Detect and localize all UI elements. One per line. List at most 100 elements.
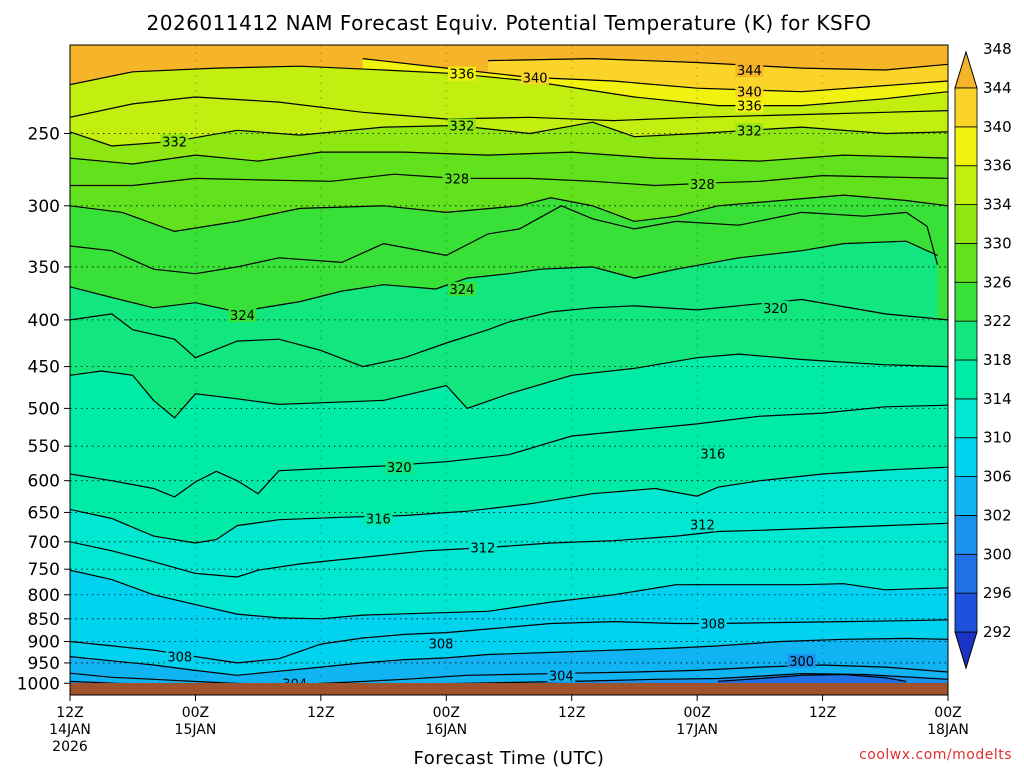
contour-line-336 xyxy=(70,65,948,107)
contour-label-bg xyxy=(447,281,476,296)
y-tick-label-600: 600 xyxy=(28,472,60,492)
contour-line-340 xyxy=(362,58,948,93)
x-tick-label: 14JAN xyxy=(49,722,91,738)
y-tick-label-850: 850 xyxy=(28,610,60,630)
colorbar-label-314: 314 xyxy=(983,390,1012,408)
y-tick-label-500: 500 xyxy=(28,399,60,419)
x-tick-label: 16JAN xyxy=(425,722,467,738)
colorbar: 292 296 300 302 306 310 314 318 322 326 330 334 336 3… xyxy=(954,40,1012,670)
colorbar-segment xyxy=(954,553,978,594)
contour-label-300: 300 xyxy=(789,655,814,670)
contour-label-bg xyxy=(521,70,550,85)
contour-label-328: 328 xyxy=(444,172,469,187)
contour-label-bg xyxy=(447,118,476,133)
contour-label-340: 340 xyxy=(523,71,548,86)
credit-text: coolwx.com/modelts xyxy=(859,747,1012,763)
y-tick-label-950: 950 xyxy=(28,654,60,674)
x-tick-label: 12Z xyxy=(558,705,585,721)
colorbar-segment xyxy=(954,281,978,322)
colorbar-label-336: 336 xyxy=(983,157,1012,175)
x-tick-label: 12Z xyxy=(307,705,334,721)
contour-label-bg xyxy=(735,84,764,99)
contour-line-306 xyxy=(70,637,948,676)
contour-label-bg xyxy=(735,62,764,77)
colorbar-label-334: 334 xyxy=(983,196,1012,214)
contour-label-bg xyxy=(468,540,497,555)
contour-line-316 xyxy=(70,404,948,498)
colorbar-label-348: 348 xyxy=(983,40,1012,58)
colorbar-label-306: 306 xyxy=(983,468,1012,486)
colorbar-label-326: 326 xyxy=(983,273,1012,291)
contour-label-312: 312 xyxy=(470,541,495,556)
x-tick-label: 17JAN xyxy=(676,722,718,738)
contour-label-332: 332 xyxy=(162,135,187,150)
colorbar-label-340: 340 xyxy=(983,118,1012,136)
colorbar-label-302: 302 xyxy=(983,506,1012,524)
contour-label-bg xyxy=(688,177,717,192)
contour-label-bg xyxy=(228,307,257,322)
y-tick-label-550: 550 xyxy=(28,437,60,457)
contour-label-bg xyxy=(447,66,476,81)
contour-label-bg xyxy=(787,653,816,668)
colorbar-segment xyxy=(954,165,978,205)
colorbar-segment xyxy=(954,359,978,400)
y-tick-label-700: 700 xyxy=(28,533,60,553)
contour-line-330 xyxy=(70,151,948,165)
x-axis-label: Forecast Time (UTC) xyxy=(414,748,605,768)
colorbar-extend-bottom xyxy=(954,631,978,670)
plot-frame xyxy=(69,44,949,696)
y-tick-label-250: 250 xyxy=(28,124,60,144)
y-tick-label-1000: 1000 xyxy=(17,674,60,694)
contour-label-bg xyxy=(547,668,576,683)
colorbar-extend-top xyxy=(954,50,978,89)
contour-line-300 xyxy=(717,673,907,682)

────────────────────────────────────────

### Set exercise
Copy the records above word for word, leaving out the picture.

### Worked answer
Detect and localize all UI elements. One per line. List at most 100 elements.
contour-line-336 xyxy=(70,65,948,107)
contour-label-bg xyxy=(447,281,476,296)
y-tick-label-600: 600 xyxy=(28,472,60,492)
contour-line-340 xyxy=(362,58,948,93)
x-tick-label: 14JAN xyxy=(49,722,91,738)
y-tick-label-850: 850 xyxy=(28,610,60,630)
colorbar-label-314: 314 xyxy=(983,390,1012,408)
y-tick-label-500: 500 xyxy=(28,399,60,419)
x-tick-label: 16JAN xyxy=(425,722,467,738)
colorbar: 292 296 300 302 306 310 314 318 322 326 330 334 336 3… xyxy=(954,40,1012,670)
colorbar-segment xyxy=(954,553,978,594)
contour-label-300: 300 xyxy=(789,655,814,670)
contour-label-bg xyxy=(521,70,550,85)
contour-label-328: 328 xyxy=(444,172,469,187)
contour-label-bg xyxy=(447,118,476,133)
contour-label-340: 340 xyxy=(523,71,548,86)
credit-text: coolwx.com/modelts xyxy=(859,747,1012,763)
y-tick-label-950: 950 xyxy=(28,654,60,674)
x-tick-label: 12Z xyxy=(558,705,585,721)
colorbar-segment xyxy=(954,281,978,322)
colorbar-label-336: 336 xyxy=(983,157,1012,175)
x-tick-label: 12Z xyxy=(307,705,334,721)
contour-label-bg xyxy=(735,84,764,99)
contour-line-306 xyxy=(70,637,948,676)
contour-label-bg xyxy=(735,62,764,77)
colorbar-label-334: 334 xyxy=(983,196,1012,214)
contour-label-bg xyxy=(468,540,497,555)
contour-line-316 xyxy=(70,404,948,498)
colorbar-label-348: 348 xyxy=(983,40,1012,58)
colorbar-label-306: 306 xyxy=(983,468,1012,486)
colorbar-label-326: 326 xyxy=(983,273,1012,291)
contour-label-312: 312 xyxy=(470,541,495,556)
x-tick-label: 17JAN xyxy=(676,722,718,738)
contour-label-332: 332 xyxy=(162,135,187,150)
colorbar-label-340: 340 xyxy=(983,118,1012,136)
colorbar-label-302: 302 xyxy=(983,506,1012,524)
contour-label-bg xyxy=(688,177,717,192)
contour-label-bg xyxy=(228,307,257,322)
y-tick-label-550: 550 xyxy=(28,437,60,457)
contour-label-bg xyxy=(447,66,476,81)
contour-label-bg xyxy=(787,653,816,668)
colorbar-segment xyxy=(954,165,978,205)
colorbar-segment xyxy=(954,359,978,400)
y-tick-label-700: 700 xyxy=(28,533,60,553)
contour-line-330 xyxy=(70,151,948,165)
x-axis-label: Forecast Time (UTC) xyxy=(414,748,605,768)
colorbar-extend-bottom xyxy=(954,631,978,670)
plot-frame xyxy=(69,44,949,696)
y-tick-label-250: 250 xyxy=(28,124,60,144)
y-tick-label-1000: 1000 xyxy=(17,674,60,694)
contour-label-bg xyxy=(547,668,576,683)
colorbar-extend-top xyxy=(954,50,978,89)
contour-line-300 xyxy=(717,673,907,682)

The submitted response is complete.